- _STATED GOAL_:
Identify every line in the records below that contains the word "this", and reproduce each one.

- _GIVEN ENTRIES_:
◆ ◆ ◆ ◆

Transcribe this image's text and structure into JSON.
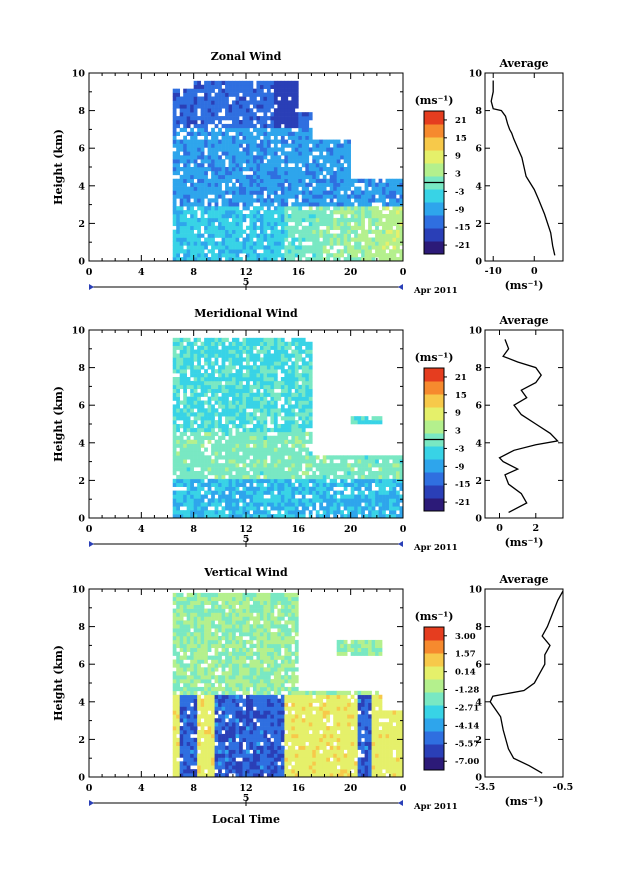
{
  "page": {
    "date_label": "Apr 2011",
    "day_label": "5",
    "xlabel": "Local Time",
    "ylabel": "Height (km)",
    "avg_title": "Average",
    "unit_label": "(ms⁻¹)"
  },
  "palette": [
    "#2c1a78",
    "#2a3fb7",
    "#2f6fe0",
    "#2ea5ec",
    "#38d3e6",
    "#79e8c3",
    "#b4f08d",
    "#e5f06a",
    "#f7c94a",
    "#f68a2e",
    "#e53d1f"
  ],
  "chart_data": [
    {
      "type": "heatmap",
      "title": "Zonal Wind",
      "xlabel": "",
      "ylabel": "Height (km)",
      "xlim": [
        0,
        24
      ],
      "ylim": [
        0,
        10
      ],
      "xticks": [
        "0",
        "4",
        "8",
        "12",
        "16",
        "20",
        "0"
      ],
      "yticks": [
        "0",
        "2",
        "4",
        "6",
        "8",
        "10"
      ],
      "colorbar": {
        "unit": "(ms⁻¹)",
        "ticks": [
          "21",
          "15",
          "9",
          "3",
          "-3",
          "-9",
          "-15",
          "-21"
        ],
        "range": [
          -24,
          24
        ],
        "zero_line": 0
      },
      "profile": {
        "title": "Average",
        "xlim": [
          -12,
          7
        ],
        "xticks": [
          "-10",
          "0"
        ],
        "xtick_values": [
          -10,
          0
        ],
        "ylim": [
          0,
          10
        ],
        "yticks": [
          "0",
          "2",
          "4",
          "6",
          "8",
          "10"
        ],
        "xlabel": "(ms⁻¹)",
        "x": [
          5,
          4.5,
          4,
          2.5,
          1,
          0,
          -2,
          -2.5,
          -3,
          -4,
          -5,
          -5.5,
          -6,
          -6.5,
          -7,
          -8,
          -10,
          -10.5,
          -10,
          -10,
          -10
        ],
        "y": [
          0.3,
          0.8,
          1.5,
          2.5,
          3.3,
          3.8,
          4.5,
          5.0,
          5.5,
          6.0,
          6.5,
          6.8,
          7.0,
          7.3,
          7.7,
          8.0,
          8.1,
          8.5,
          9.0,
          9.4,
          9.6
        ]
      }
    },
    {
      "type": "heatmap",
      "title": "Meridional Wind",
      "xlabel": "",
      "ylabel": "Height (km)",
      "xlim": [
        0,
        24
      ],
      "ylim": [
        0,
        10
      ],
      "xticks": [
        "0",
        "4",
        "8",
        "12",
        "16",
        "20",
        "0"
      ],
      "yticks": [
        "0",
        "2",
        "4",
        "6",
        "8",
        "10"
      ],
      "colorbar": {
        "unit": "(ms⁻¹)",
        "ticks": [
          "21",
          "15",
          "9",
          "3",
          "-3",
          "-9",
          "-15",
          "-21"
        ],
        "range": [
          -24,
          24
        ],
        "zero_line": 0
      },
      "profile": {
        "title": "Average",
        "xlim": [
          -0.8,
          3.5
        ],
        "xticks": [
          "0",
          "2"
        ],
        "xtick_values": [
          0,
          2
        ],
        "ylim": [
          0,
          10
        ],
        "yticks": [
          "0",
          "2",
          "4",
          "6",
          "8",
          "10"
        ],
        "xlabel": "(ms⁻¹)",
        "x": [
          0.5,
          1.5,
          1.2,
          0.5,
          0.3,
          1.0,
          0.2,
          0.0,
          0.8,
          2.0,
          3.2,
          2.8,
          2.0,
          1.2,
          0.8,
          1.5,
          1.2,
          2.0,
          2.3,
          2.0,
          1.0,
          0.2,
          0.5,
          0.3
        ],
        "y": [
          0.3,
          0.8,
          1.3,
          1.8,
          2.3,
          2.6,
          3.0,
          3.2,
          3.6,
          3.9,
          4.1,
          4.5,
          5.0,
          5.5,
          6.0,
          6.4,
          6.8,
          7.2,
          7.6,
          8.0,
          8.3,
          8.6,
          9.0,
          9.5
        ]
      }
    },
    {
      "type": "heatmap",
      "title": "Vertical Wind",
      "xlabel": "Local Time",
      "ylabel": "Height (km)",
      "xlim": [
        0,
        24
      ],
      "ylim": [
        0,
        10
      ],
      "xticks": [
        "0",
        "4",
        "8",
        "12",
        "16",
        "20",
        "0"
      ],
      "yticks": [
        "0",
        "2",
        "4",
        "6",
        "8",
        "10"
      ],
      "colorbar": {
        "unit": "(ms⁻¹)",
        "ticks": [
          "3.00",
          "1.57",
          "0.14",
          "-1.28",
          "-2.71",
          "-4.14",
          "-5.57",
          "-7.00"
        ],
        "range": [
          -7.7,
          3.7
        ],
        "zero_line": null
      },
      "profile": {
        "title": "Average",
        "xlim": [
          -3.5,
          -0.5
        ],
        "xticks": [
          "-3.5",
          "-0.5"
        ],
        "xtick_values": [
          -3.5,
          -0.5
        ],
        "ylim": [
          0,
          10
        ],
        "yticks": [
          "0",
          "2",
          "4",
          "6",
          "8",
          "10"
        ],
        "xlabel": "(ms⁻¹)",
        "x": [
          -1.3,
          -1.8,
          -2.4,
          -2.6,
          -2.8,
          -2.9,
          -3.3,
          -3.2,
          -2.0,
          -1.6,
          -1.4,
          -1.2,
          -1.2,
          -1.0,
          -1.3,
          -1.1,
          -0.9,
          -0.7,
          -0.5
        ],
        "y": [
          0.2,
          0.6,
          1.0,
          1.5,
          2.5,
          3.2,
          4.0,
          4.3,
          4.6,
          5.0,
          5.5,
          6.0,
          6.5,
          7.0,
          7.5,
          8.0,
          8.7,
          9.4,
          9.9
        ]
      }
    }
  ]
}
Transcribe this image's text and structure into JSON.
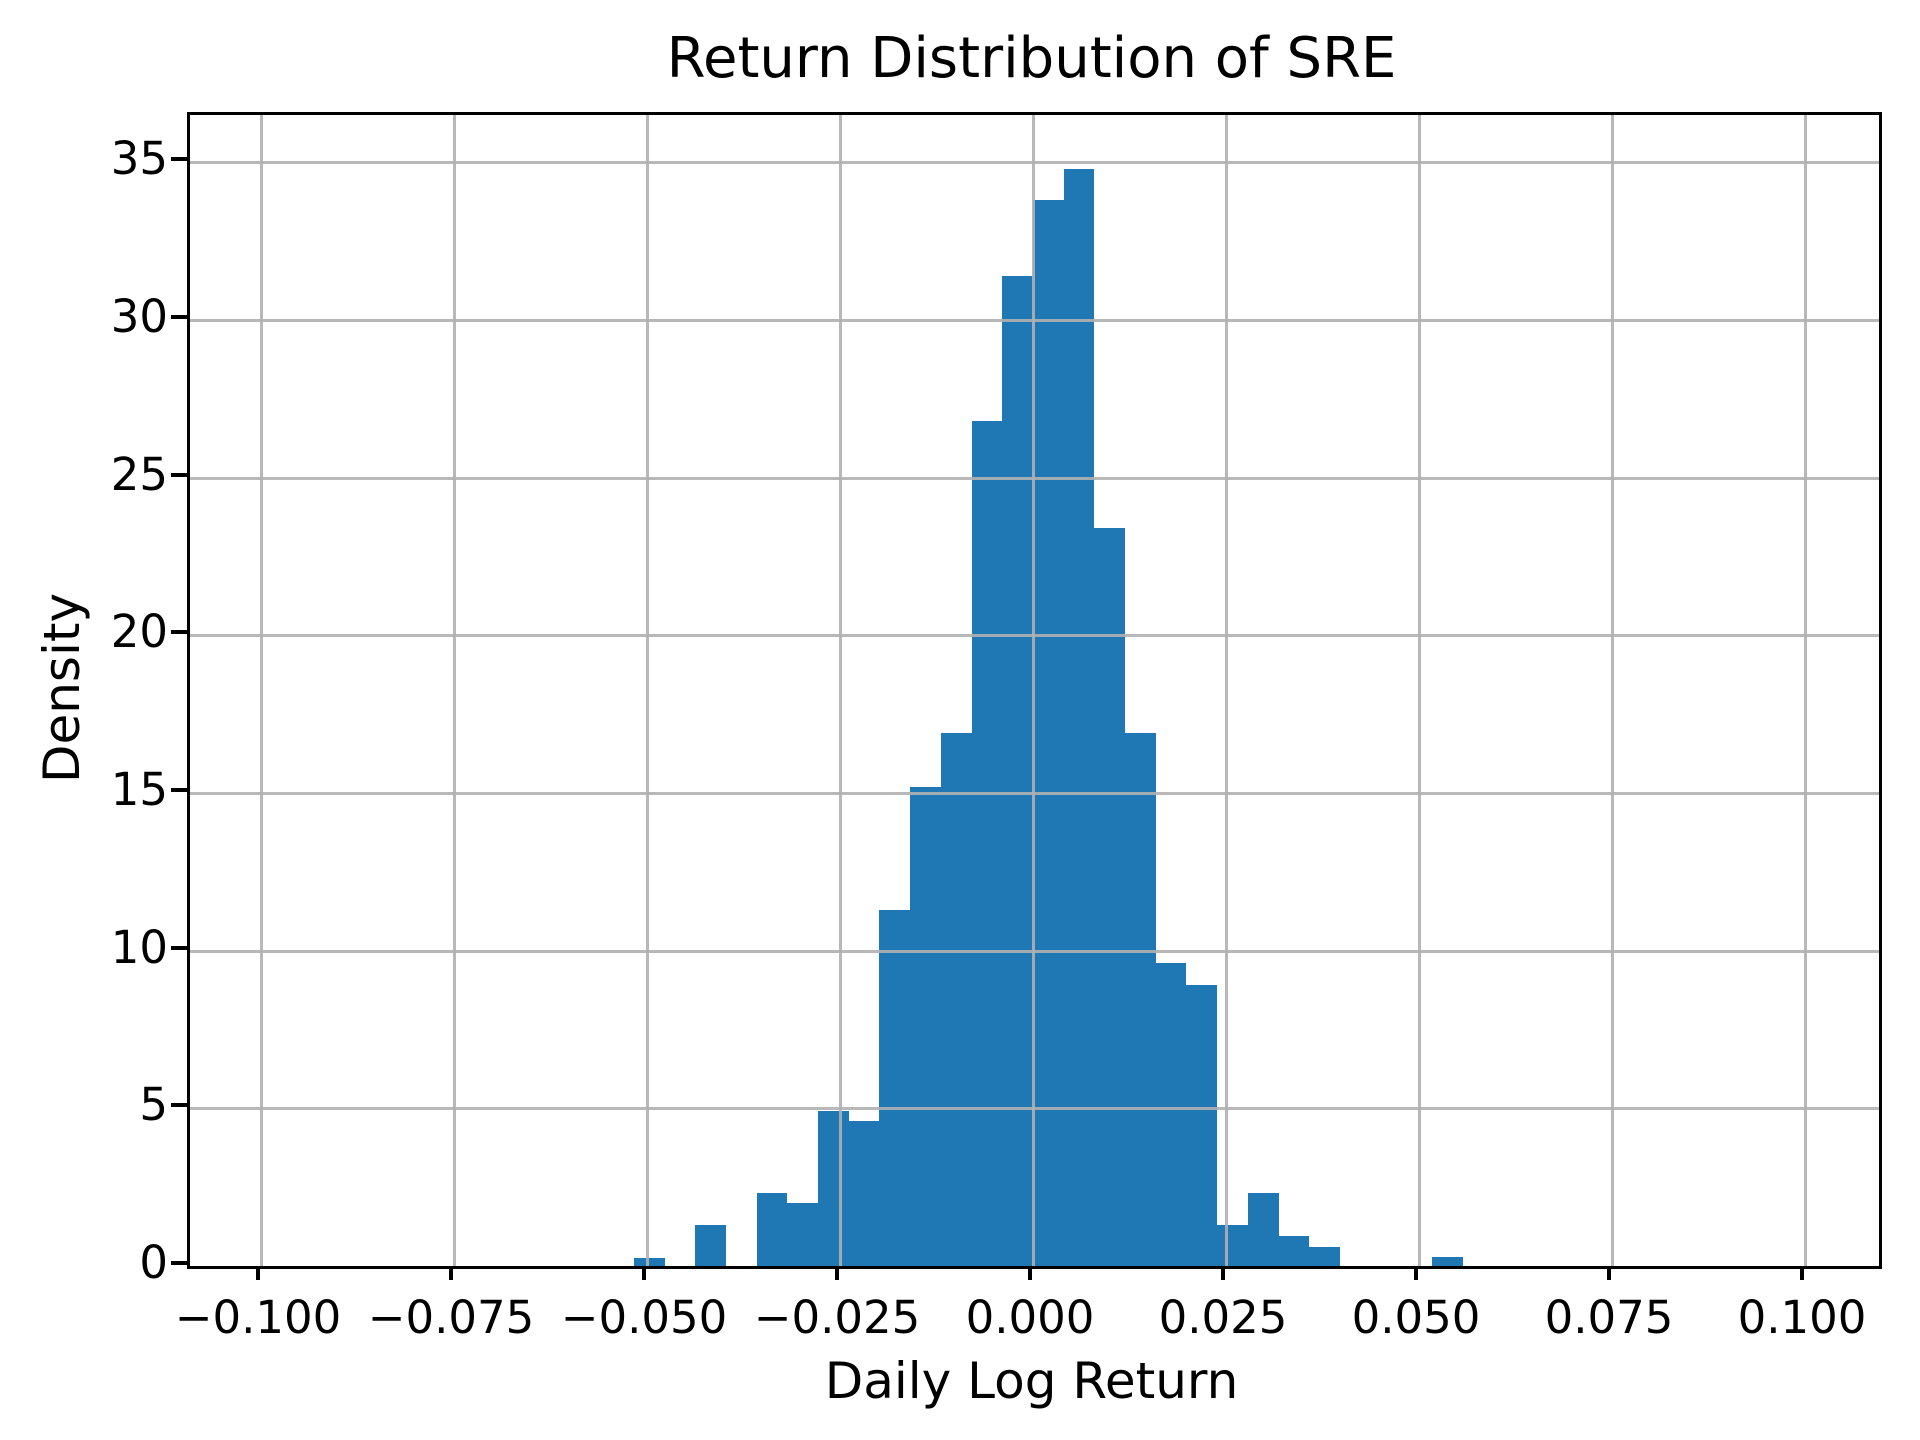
{
  "chart_data": {
    "type": "bar",
    "subtype": "histogram",
    "title": "Return Distribution of SRE",
    "xlabel": "Daily Log Return",
    "ylabel": "Density",
    "grid": true,
    "legend": "none",
    "bar_color": "#1f77b4",
    "grid_color": "#b0b0b0",
    "spine_color": "#000000",
    "text_color": "#000000",
    "background_color": "#ffffff",
    "xlim": [
      -0.1092,
      0.1096
    ],
    "ylim": [
      0,
      36.5
    ],
    "bin_edges": [
      -0.0517,
      -0.04772,
      -0.04375,
      -0.03977,
      -0.03579,
      -0.03182,
      -0.02784,
      -0.02386,
      -0.01989,
      -0.01591,
      -0.01193,
      -0.00795,
      -0.00398,
      0.0,
      0.00398,
      0.00795,
      0.01193,
      0.01591,
      0.01989,
      0.02386,
      0.02784,
      0.03182,
      0.03579,
      0.03977,
      0.04375,
      0.04772,
      0.0517,
      0.05568
    ],
    "densities": [
      0.25,
      0,
      1.3,
      0,
      2.3,
      2.0,
      4.9,
      4.6,
      11.3,
      15.2,
      16.9,
      26.8,
      31.4,
      33.8,
      34.8,
      23.4,
      16.9,
      9.6,
      8.9,
      1.3,
      2.3,
      0.95,
      0.6,
      0,
      0,
      0,
      0.3
    ],
    "xticks": [
      {
        "value": -0.1,
        "label": "−0.100"
      },
      {
        "value": -0.075,
        "label": "−0.075"
      },
      {
        "value": -0.05,
        "label": "−0.050"
      },
      {
        "value": -0.025,
        "label": "−0.025"
      },
      {
        "value": 0.0,
        "label": "0.000"
      },
      {
        "value": 0.025,
        "label": "0.025"
      },
      {
        "value": 0.05,
        "label": "0.050"
      },
      {
        "value": 0.075,
        "label": "0.075"
      },
      {
        "value": 0.1,
        "label": "0.100"
      }
    ],
    "yticks": [
      {
        "value": 0,
        "label": "0"
      },
      {
        "value": 5,
        "label": "5"
      },
      {
        "value": 10,
        "label": "10"
      },
      {
        "value": 15,
        "label": "15"
      },
      {
        "value": 20,
        "label": "20"
      },
      {
        "value": 25,
        "label": "25"
      },
      {
        "value": 30,
        "label": "30"
      },
      {
        "value": 35,
        "label": "35"
      }
    ]
  }
}
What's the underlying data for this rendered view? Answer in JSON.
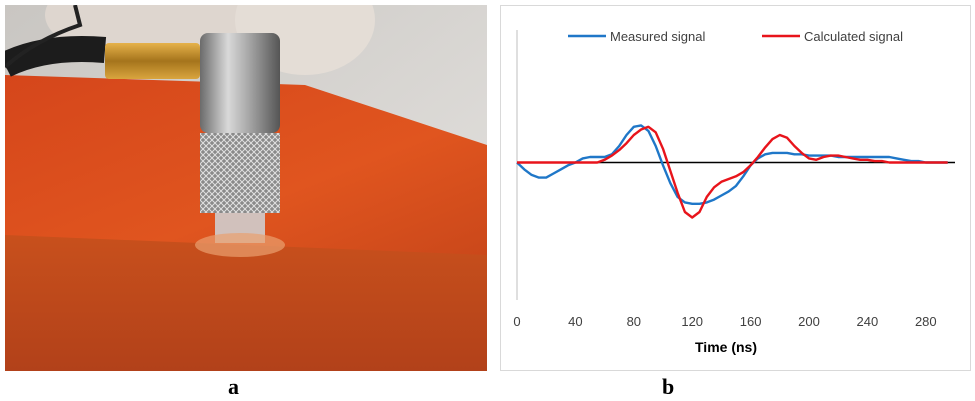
{
  "panels": {
    "a_label": "a",
    "b_label": "b"
  },
  "colors": {
    "measured": "#1f77c8",
    "calculated": "#e8141b",
    "baseline": "#000000",
    "axis": "#bfbfbf"
  },
  "chart_data": {
    "type": "line",
    "title": "",
    "xlabel": "Time (ns)",
    "ylabel": "",
    "xlim": [
      0,
      300
    ],
    "ylim": [
      -1,
      1
    ],
    "xticks": [
      "0",
      "40",
      "80",
      "120",
      "160",
      "200",
      "240",
      "280"
    ],
    "grid": false,
    "legend_position": "top",
    "baseline": 0,
    "series": [
      {
        "name": "Measured signal",
        "color": "#1f77c8",
        "x": [
          0,
          5,
          10,
          15,
          20,
          25,
          30,
          35,
          40,
          45,
          50,
          55,
          60,
          65,
          70,
          75,
          80,
          85,
          90,
          95,
          100,
          105,
          110,
          115,
          120,
          125,
          130,
          135,
          140,
          145,
          150,
          155,
          160,
          165,
          170,
          175,
          180,
          185,
          190,
          195,
          200,
          205,
          210,
          215,
          220,
          225,
          230,
          235,
          240,
          245,
          250,
          255,
          260,
          265,
          270,
          275,
          280,
          285,
          290,
          295
        ],
        "values": [
          0.0,
          -0.05,
          -0.09,
          -0.11,
          -0.11,
          -0.08,
          -0.05,
          -0.02,
          0.0,
          0.03,
          0.04,
          0.04,
          0.04,
          0.06,
          0.12,
          0.2,
          0.26,
          0.27,
          0.23,
          0.12,
          -0.02,
          -0.15,
          -0.25,
          -0.29,
          -0.3,
          -0.3,
          -0.29,
          -0.27,
          -0.24,
          -0.21,
          -0.17,
          -0.1,
          -0.02,
          0.03,
          0.06,
          0.07,
          0.07,
          0.07,
          0.06,
          0.06,
          0.05,
          0.05,
          0.05,
          0.05,
          0.04,
          0.04,
          0.04,
          0.04,
          0.04,
          0.04,
          0.04,
          0.04,
          0.03,
          0.02,
          0.01,
          0.01,
          0.0,
          0.0,
          0.0,
          0.0
        ]
      },
      {
        "name": "Calculated signal",
        "color": "#e8141b",
        "x": [
          0,
          5,
          10,
          15,
          20,
          25,
          30,
          35,
          40,
          45,
          50,
          55,
          60,
          65,
          70,
          75,
          80,
          85,
          90,
          95,
          100,
          105,
          110,
          115,
          120,
          125,
          130,
          135,
          140,
          145,
          150,
          155,
          160,
          165,
          170,
          175,
          180,
          185,
          190,
          195,
          200,
          205,
          210,
          215,
          220,
          225,
          230,
          235,
          240,
          245,
          250,
          255,
          260,
          265,
          270,
          275,
          280,
          285,
          290,
          295
        ],
        "values": [
          0.0,
          0.0,
          0.0,
          0.0,
          0.0,
          0.0,
          0.0,
          0.0,
          0.0,
          0.0,
          0.0,
          0.0,
          0.02,
          0.05,
          0.09,
          0.14,
          0.2,
          0.24,
          0.26,
          0.22,
          0.1,
          -0.06,
          -0.22,
          -0.36,
          -0.4,
          -0.36,
          -0.25,
          -0.18,
          -0.14,
          -0.12,
          -0.1,
          -0.07,
          -0.02,
          0.04,
          0.11,
          0.17,
          0.2,
          0.18,
          0.12,
          0.07,
          0.03,
          0.02,
          0.04,
          0.05,
          0.05,
          0.04,
          0.03,
          0.02,
          0.02,
          0.01,
          0.01,
          0.0,
          0.0,
          0.0,
          0.0,
          0.0,
          0.0,
          0.0,
          0.0,
          0.0
        ]
      }
    ]
  }
}
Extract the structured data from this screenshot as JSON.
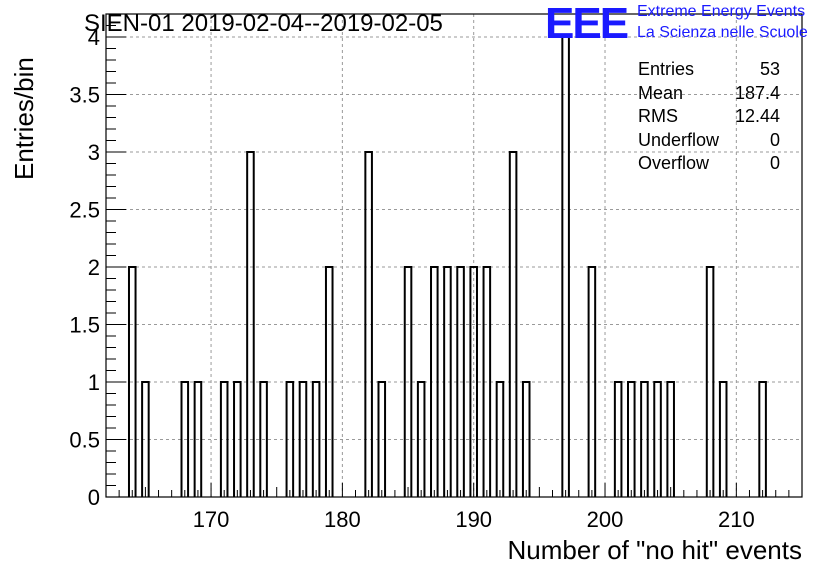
{
  "title": "SIEN-01 2019-02-04--2019-02-05",
  "logo": {
    "mark": "EEE",
    "line1": "Extreme Energy Events",
    "line2": "La Scienza nelle Scuole",
    "color": "#1a1aff"
  },
  "stats": [
    {
      "label": "Entries",
      "value": "53"
    },
    {
      "label": "Mean",
      "value": "187.4"
    },
    {
      "label": "RMS",
      "value": "12.44"
    },
    {
      "label": "Underflow",
      "value": "0"
    },
    {
      "label": "Overflow",
      "value": "0"
    }
  ],
  "chart_data": {
    "type": "bar",
    "title": "SIEN-01 2019-02-04--2019-02-05",
    "xlabel": "Number of \"no hit\" events",
    "ylabel": "Entries/bin",
    "xlim": [
      162,
      215
    ],
    "ylim": [
      0,
      4.2
    ],
    "bin_width": 0.5,
    "grid": true,
    "x_ticks": [
      170,
      180,
      190,
      200,
      210
    ],
    "y_ticks": [
      0,
      0.5,
      1,
      1.5,
      2,
      2.5,
      3,
      3.5,
      4
    ],
    "y_tick_labels": [
      "0",
      "0.5",
      "1",
      "1.5",
      "2",
      "2.5",
      "3",
      "3.5",
      "4"
    ],
    "bins": [
      {
        "x": 164,
        "count": 2
      },
      {
        "x": 165,
        "count": 1
      },
      {
        "x": 168,
        "count": 1
      },
      {
        "x": 169,
        "count": 1
      },
      {
        "x": 171,
        "count": 1
      },
      {
        "x": 172,
        "count": 1
      },
      {
        "x": 173,
        "count": 3
      },
      {
        "x": 174,
        "count": 1
      },
      {
        "x": 176,
        "count": 1
      },
      {
        "x": 177,
        "count": 1
      },
      {
        "x": 178,
        "count": 1
      },
      {
        "x": 179,
        "count": 2
      },
      {
        "x": 182,
        "count": 3
      },
      {
        "x": 183,
        "count": 1
      },
      {
        "x": 185,
        "count": 2
      },
      {
        "x": 186,
        "count": 1
      },
      {
        "x": 187,
        "count": 2
      },
      {
        "x": 188,
        "count": 2
      },
      {
        "x": 189,
        "count": 2
      },
      {
        "x": 190,
        "count": 2
      },
      {
        "x": 191,
        "count": 2
      },
      {
        "x": 192,
        "count": 1
      },
      {
        "x": 193,
        "count": 3
      },
      {
        "x": 194,
        "count": 1
      },
      {
        "x": 197,
        "count": 4
      },
      {
        "x": 199,
        "count": 2
      },
      {
        "x": 201,
        "count": 1
      },
      {
        "x": 202,
        "count": 1
      },
      {
        "x": 203,
        "count": 1
      },
      {
        "x": 204,
        "count": 1
      },
      {
        "x": 205,
        "count": 1
      },
      {
        "x": 208,
        "count": 2
      },
      {
        "x": 209,
        "count": 1
      },
      {
        "x": 212,
        "count": 1
      }
    ]
  }
}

◆ ◆ ◆ ◆

- _EXERCISE RESULT_:
Transcribe this image's text and structure into JSON.
Transcribe this image's text and structure into JSON.
What's the underlying data for this rendered view? Answer in JSON.
Extract the structured data from this screenshot as JSON.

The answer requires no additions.